## YOUR INSTRUCTIONS
Present every line of the records below as a Markdown table with the columns "Row" and "Record line", numbering the rows and omitting blank lines. Leave the pictures out of the table.

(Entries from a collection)
====

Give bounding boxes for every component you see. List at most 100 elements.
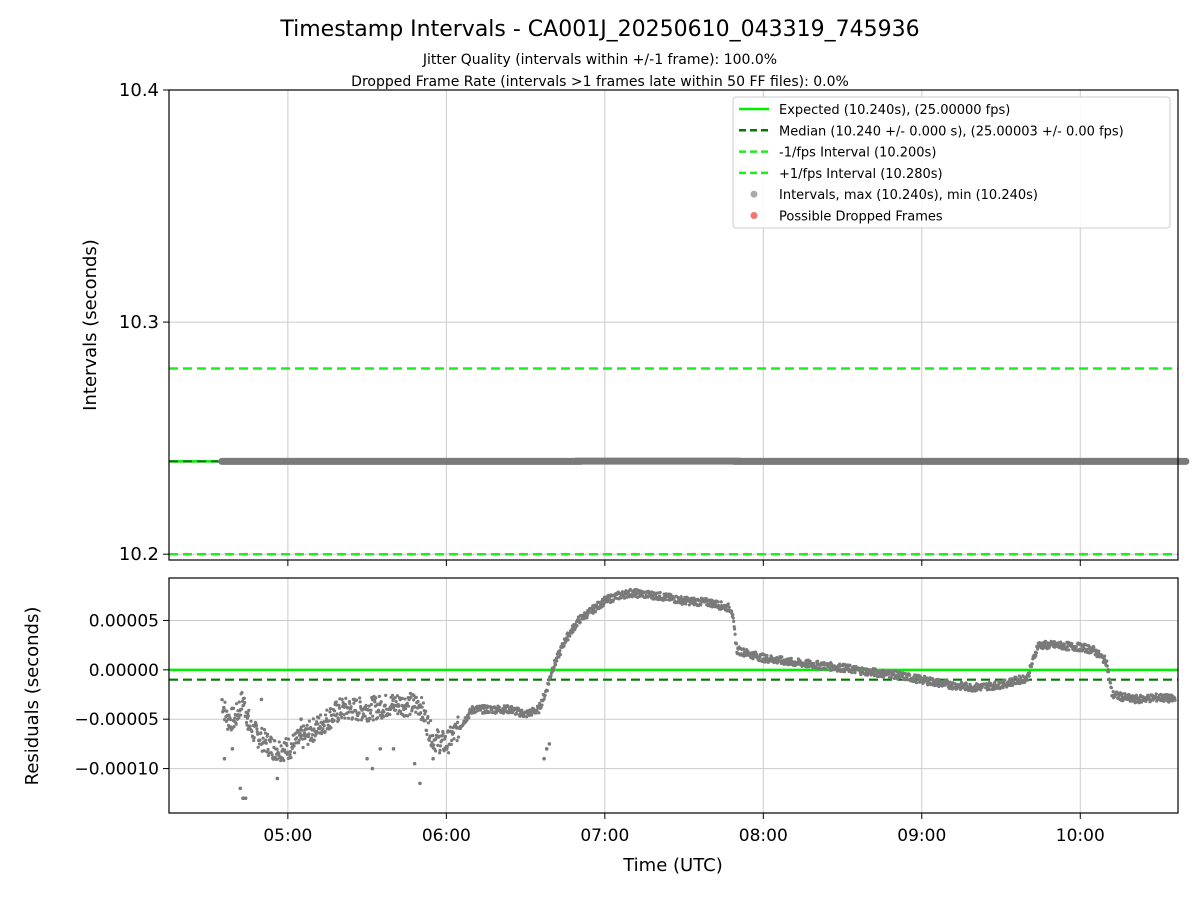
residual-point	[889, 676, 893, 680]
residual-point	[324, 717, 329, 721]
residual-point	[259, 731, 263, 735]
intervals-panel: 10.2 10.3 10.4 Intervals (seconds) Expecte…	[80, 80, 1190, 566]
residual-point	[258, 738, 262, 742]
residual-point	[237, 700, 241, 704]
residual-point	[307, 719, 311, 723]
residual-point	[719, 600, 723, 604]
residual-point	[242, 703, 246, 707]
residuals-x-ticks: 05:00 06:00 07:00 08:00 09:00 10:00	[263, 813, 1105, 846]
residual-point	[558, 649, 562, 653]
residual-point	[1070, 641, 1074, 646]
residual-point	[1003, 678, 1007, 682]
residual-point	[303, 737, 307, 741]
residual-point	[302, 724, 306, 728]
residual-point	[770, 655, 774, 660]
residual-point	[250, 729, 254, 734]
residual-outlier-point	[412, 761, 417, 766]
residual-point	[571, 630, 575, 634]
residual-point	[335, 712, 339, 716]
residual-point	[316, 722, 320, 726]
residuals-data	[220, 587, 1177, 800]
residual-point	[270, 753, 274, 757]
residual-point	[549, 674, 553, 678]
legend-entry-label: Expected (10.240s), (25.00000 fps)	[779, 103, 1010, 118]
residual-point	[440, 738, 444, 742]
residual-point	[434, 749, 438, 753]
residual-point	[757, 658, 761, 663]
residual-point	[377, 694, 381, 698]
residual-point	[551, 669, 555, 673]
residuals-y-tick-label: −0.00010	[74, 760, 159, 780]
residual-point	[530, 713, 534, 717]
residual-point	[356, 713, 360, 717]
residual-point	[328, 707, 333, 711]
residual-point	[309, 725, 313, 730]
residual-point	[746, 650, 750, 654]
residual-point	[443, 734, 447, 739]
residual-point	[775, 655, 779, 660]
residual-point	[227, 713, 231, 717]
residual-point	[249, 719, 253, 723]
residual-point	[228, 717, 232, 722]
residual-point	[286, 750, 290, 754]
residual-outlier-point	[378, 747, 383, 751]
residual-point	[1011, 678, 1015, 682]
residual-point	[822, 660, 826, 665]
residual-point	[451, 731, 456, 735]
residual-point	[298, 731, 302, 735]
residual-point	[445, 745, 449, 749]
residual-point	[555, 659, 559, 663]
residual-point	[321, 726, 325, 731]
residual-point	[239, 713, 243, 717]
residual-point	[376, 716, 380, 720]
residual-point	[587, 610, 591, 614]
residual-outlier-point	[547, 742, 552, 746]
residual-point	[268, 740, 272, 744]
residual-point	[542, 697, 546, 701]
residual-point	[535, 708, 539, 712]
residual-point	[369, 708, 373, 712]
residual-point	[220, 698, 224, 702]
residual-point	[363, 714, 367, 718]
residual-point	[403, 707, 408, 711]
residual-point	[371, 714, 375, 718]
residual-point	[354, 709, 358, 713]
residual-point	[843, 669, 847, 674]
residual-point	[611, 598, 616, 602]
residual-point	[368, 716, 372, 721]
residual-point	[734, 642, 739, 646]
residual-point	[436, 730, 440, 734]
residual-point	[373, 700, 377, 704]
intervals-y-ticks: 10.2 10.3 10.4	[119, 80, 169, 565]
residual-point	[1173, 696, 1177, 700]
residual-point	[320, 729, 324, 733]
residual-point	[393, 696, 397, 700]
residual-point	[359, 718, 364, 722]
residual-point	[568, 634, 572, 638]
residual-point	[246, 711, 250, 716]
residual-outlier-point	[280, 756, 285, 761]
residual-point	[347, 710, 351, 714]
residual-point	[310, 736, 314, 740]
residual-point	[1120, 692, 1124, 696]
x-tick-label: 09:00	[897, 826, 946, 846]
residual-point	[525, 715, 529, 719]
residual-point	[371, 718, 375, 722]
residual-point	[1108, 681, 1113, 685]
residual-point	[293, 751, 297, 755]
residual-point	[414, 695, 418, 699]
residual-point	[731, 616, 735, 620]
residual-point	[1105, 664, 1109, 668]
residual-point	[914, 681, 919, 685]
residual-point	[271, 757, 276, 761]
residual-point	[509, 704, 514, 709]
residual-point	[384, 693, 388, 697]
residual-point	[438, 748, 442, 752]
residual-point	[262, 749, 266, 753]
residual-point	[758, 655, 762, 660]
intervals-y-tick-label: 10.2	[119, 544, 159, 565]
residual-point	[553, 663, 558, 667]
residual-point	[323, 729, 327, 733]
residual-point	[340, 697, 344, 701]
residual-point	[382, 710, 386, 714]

====

## TASK RESULT
| Row | Record line |
|---|---|
| 1 | Give bounding boxes for every component you see. List at most 100 elements. |
| 2 | residual-point	[889, 676, 893, 680] |
| 3 | residual-point	[324, 717, 329, 721] |
| 4 | residual-point	[259, 731, 263, 735] |
| 5 | intervals-panel: 10.2 10.3 10.4 Intervals (seconds) Expecte…	[80, 80, 1190, 566] |
| 6 | residual-point	[258, 738, 262, 742] |
| 7 | residual-point	[237, 700, 241, 704] |
| 8 | residual-point	[307, 719, 311, 723] |
| 9 | residual-point	[719, 600, 723, 604] |
| 10 | residual-point	[242, 703, 246, 707] |
| 11 | residuals-x-ticks: 05:00 06:00 07:00 08:00 09:00 10:00	[263, 813, 1105, 846] |
| 12 | residual-point	[558, 649, 562, 653] |
| 13 | residual-point	[1070, 641, 1074, 646] |
| 14 | residual-point	[1003, 678, 1007, 682] |
| 15 | residual-point	[303, 737, 307, 741] |
| 16 | residual-point	[302, 724, 306, 728] |
| 17 | residual-point	[770, 655, 774, 660] |
| 18 | residual-point	[250, 729, 254, 734] |
| 19 | residual-outlier-point	[412, 761, 417, 766] |
| 20 | residual-point	[571, 630, 575, 634] |
| 21 | residual-point	[335, 712, 339, 716] |
| 22 | residual-point	[316, 722, 320, 726] |
| 23 | residuals-data	[220, 587, 1177, 800] |
| 24 | residual-point	[270, 753, 274, 757] |
| 25 | residual-point	[549, 674, 553, 678] |
| 26 | legend-entry-label: Expected (10.240s), (25.00000 fps)	[779, 103, 1010, 118] |
| 27 | residual-point	[440, 738, 444, 742] |
| 28 | residual-point	[434, 749, 438, 753] |
| 29 | residual-point	[757, 658, 761, 663] |
| 30 | residual-point	[377, 694, 381, 698] |
| 31 | residual-point	[551, 669, 555, 673] |
| 32 | residuals-y-tick-label: −0.00010	[74, 760, 159, 780] |
| 33 | residual-point	[530, 713, 534, 717] |
| 34 | residual-point	[356, 713, 360, 717] |
| 35 | residual-point	[328, 707, 333, 711] |
| 36 | residual-point	[309, 725, 313, 730] |
| 37 | residual-point	[746, 650, 750, 654] |
| 38 | residual-point	[443, 734, 447, 739] |
| 39 | residual-point	[775, 655, 779, 660] |
| 40 | residual-point	[227, 713, 231, 717] |
| 41 | residual-point	[249, 719, 253, 723] |
| 42 | residual-point	[228, 717, 232, 722] |
| 43 | residual-point	[286, 750, 290, 754] |
| 44 | residual-outlier-point	[378, 747, 383, 751] |
| 45 | residual-point	[1011, 678, 1015, 682] |
| 46 | residual-point	[822, 660, 826, 665] |
| 47 | residual-point	[451, 731, 456, 735] |
| 48 | residual-point	[298, 731, 302, 735] |
| 49 | residual-point	[445, 745, 449, 749] |
| 50 | residual-point	[555, 659, 559, 663] |
| 51 | residual-point	[321, 726, 325, 731] |
| 52 | residual-point	[239, 713, 243, 717] |
| 53 | residual-point	[376, 716, 380, 720] |
| 54 | residual-point	[587, 610, 591, 614] |
| 55 | residual-outlier-point	[547, 742, 552, 746] |
| 56 | residual-point	[268, 740, 272, 744] |
| 57 | residual-point	[542, 697, 546, 701] |
| 58 | residual-point	[535, 708, 539, 712] |
| 59 | residual-point	[369, 708, 373, 712] |
| 60 | residual-point	[220, 698, 224, 702] |
| 61 | residual-point	[363, 714, 367, 718] |
| 62 | residual-point	[403, 707, 408, 711] |
| 63 | residual-point	[371, 714, 375, 718] |
| 64 | residual-point	[354, 709, 358, 713] |
| 65 | residual-point	[843, 669, 847, 674] |
| 66 | residual-point	[611, 598, 616, 602] |
| 67 | residual-point	[368, 716, 372, 721] |
| 68 | residual-point	[734, 642, 739, 646] |
| 69 | residual-point	[436, 730, 440, 734] |
| 70 | residual-point	[373, 700, 377, 704] |
| 71 | intervals-y-ticks: 10.2 10.3 10.4	[119, 80, 169, 565] |
| 72 | residual-point	[1173, 696, 1177, 700] |
| 73 | residual-point	[320, 729, 324, 733] |
| 74 | residual-point	[393, 696, 397, 700] |
| 75 | residual-point	[359, 718, 364, 722] |
| 76 | residual-point	[568, 634, 572, 638] |
| 77 | residual-point	[246, 711, 250, 716] |
| 78 | residual-outlier-point	[280, 756, 285, 761] |
| 79 | residual-point	[347, 710, 351, 714] |
| 80 | residual-point	[310, 736, 314, 740] |
| 81 | residual-point	[1120, 692, 1124, 696] |
| 82 | x-tick-label: 09:00	[897, 826, 946, 846] |
| 83 | residual-point	[525, 715, 529, 719] |
| 84 | residual-point	[371, 718, 375, 722] |
| 85 | residual-point	[1108, 681, 1113, 685] |
| 86 | residual-point	[293, 751, 297, 755] |
| 87 | residual-point	[414, 695, 418, 699] |
| 88 | residual-point	[731, 616, 735, 620] |
| 89 | residual-point	[1105, 664, 1109, 668] |
| 90 | residual-point	[914, 681, 919, 685] |
| 91 | residual-point	[271, 757, 276, 761] |
| 92 | residual-point	[509, 704, 514, 709] |
| 93 | residual-point	[384, 693, 388, 697] |
| 94 | residual-point	[438, 748, 442, 752] |
| 95 | residual-point	[262, 749, 266, 753] |
| 96 | residual-point	[758, 655, 762, 660] |
| 97 | intervals-y-tick-label: 10.2	[119, 544, 159, 565] |
| 98 | residual-point	[553, 663, 558, 667] |
| 99 | residual-point	[323, 729, 327, 733] |
| 100 | residual-point	[340, 697, 344, 701] |
| 101 | residual-point	[382, 710, 386, 714] |